Exercise details ::
Locate all lines with the word "color". Copy them.

Recorded data ::
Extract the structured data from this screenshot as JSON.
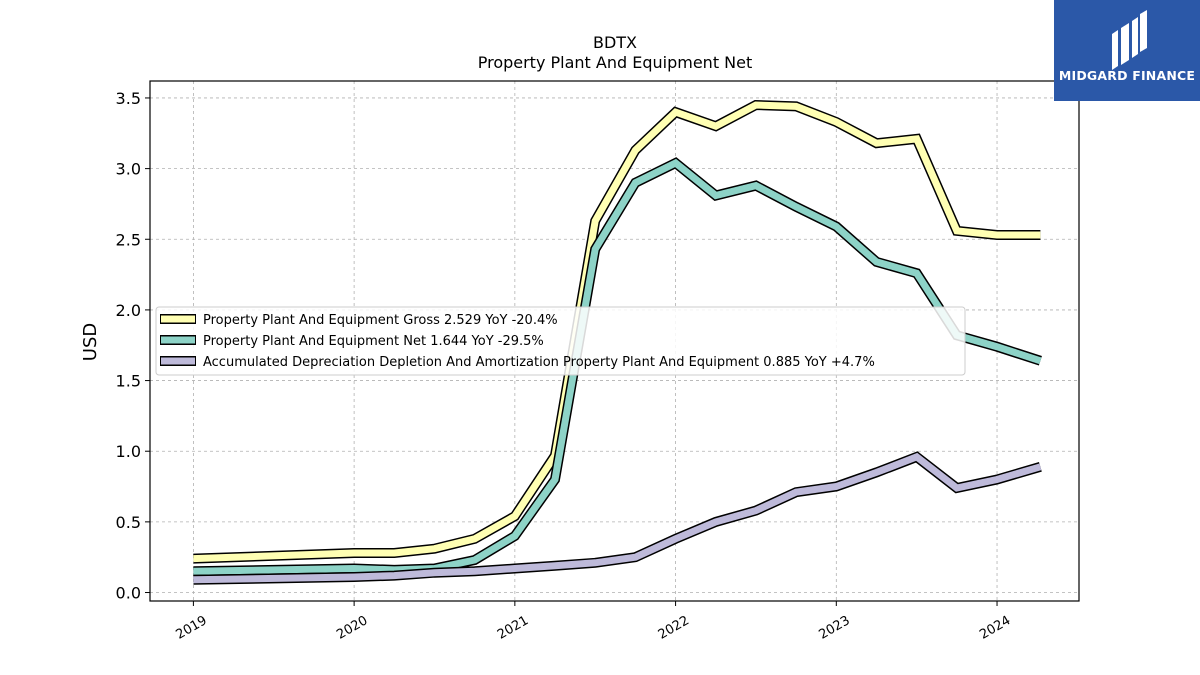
{
  "brand": {
    "name": "MIDGARD FINANCE",
    "background": "#2b58a8"
  },
  "chart_data": {
    "type": "line",
    "title": "BDTX",
    "subtitle": "Property Plant And Equipment Net",
    "xlabel": "",
    "ylabel": "USD",
    "xlim": [
      2018.73,
      2024.51
    ],
    "ylim": [
      -0.06,
      3.62
    ],
    "x_ticks": [
      2019,
      2020,
      2021,
      2022,
      2023,
      2024
    ],
    "x_tick_labels": [
      "2019",
      "2020",
      "2021",
      "2022",
      "2023",
      "2024"
    ],
    "y_ticks": [
      0.0,
      0.5,
      1.0,
      1.5,
      2.0,
      2.5,
      3.0,
      3.5
    ],
    "y_tick_labels": [
      "0.0",
      "0.5",
      "1.0",
      "1.5",
      "2.0",
      "2.5",
      "3.0",
      "3.5"
    ],
    "grid": true,
    "legend_position": "center-left",
    "series": [
      {
        "name": "Property Plant And Equipment Gross",
        "legend_label": "Property Plant And Equipment Gross  2.529 YoY -20.4%",
        "color": "#ffffb3",
        "x": [
          2019.0,
          2020.0,
          2020.25,
          2020.5,
          2020.75,
          2021.0,
          2021.25,
          2021.5,
          2021.75,
          2022.0,
          2022.25,
          2022.5,
          2022.75,
          2023.0,
          2023.25,
          2023.5,
          2023.75,
          2024.0,
          2024.27
        ],
        "y": [
          0.24,
          0.28,
          0.28,
          0.31,
          0.38,
          0.54,
          0.97,
          2.63,
          3.13,
          3.4,
          3.3,
          3.45,
          3.44,
          3.33,
          3.18,
          3.21,
          2.56,
          2.53,
          2.53
        ]
      },
      {
        "name": "Property Plant And Equipment Net",
        "legend_label": "Property Plant And Equipment Net  1.644 YoY -29.5%",
        "color": "#8dd3c7",
        "x": [
          2019.0,
          2020.0,
          2020.25,
          2020.5,
          2020.75,
          2021.0,
          2021.25,
          2021.5,
          2021.75,
          2022.0,
          2022.25,
          2022.5,
          2022.75,
          2023.0,
          2023.25,
          2023.5,
          2023.75,
          2024.0,
          2024.27
        ],
        "y": [
          0.15,
          0.17,
          0.16,
          0.17,
          0.23,
          0.4,
          0.8,
          2.43,
          2.9,
          3.04,
          2.81,
          2.88,
          2.73,
          2.59,
          2.34,
          2.26,
          1.82,
          1.74,
          1.64
        ]
      },
      {
        "name": "Accumulated Depreciation Depletion And Amortization Property Plant And Equipment",
        "legend_label": "Accumulated Depreciation Depletion And Amortization Property Plant And Equipment  0.885 YoY +4.7%",
        "color": "#bebada",
        "x": [
          2019.0,
          2020.0,
          2020.25,
          2020.5,
          2020.75,
          2021.0,
          2021.25,
          2021.5,
          2021.75,
          2022.0,
          2022.25,
          2022.5,
          2022.75,
          2023.0,
          2023.25,
          2023.5,
          2023.75,
          2024.0,
          2024.27
        ],
        "y": [
          0.09,
          0.11,
          0.12,
          0.14,
          0.15,
          0.17,
          0.19,
          0.21,
          0.25,
          0.38,
          0.5,
          0.58,
          0.71,
          0.75,
          0.85,
          0.96,
          0.74,
          0.8,
          0.89
        ]
      }
    ]
  }
}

Full answer ::
        "color": "#ffffb3",
        "color": "#8dd3c7",
        "color": "#bebada",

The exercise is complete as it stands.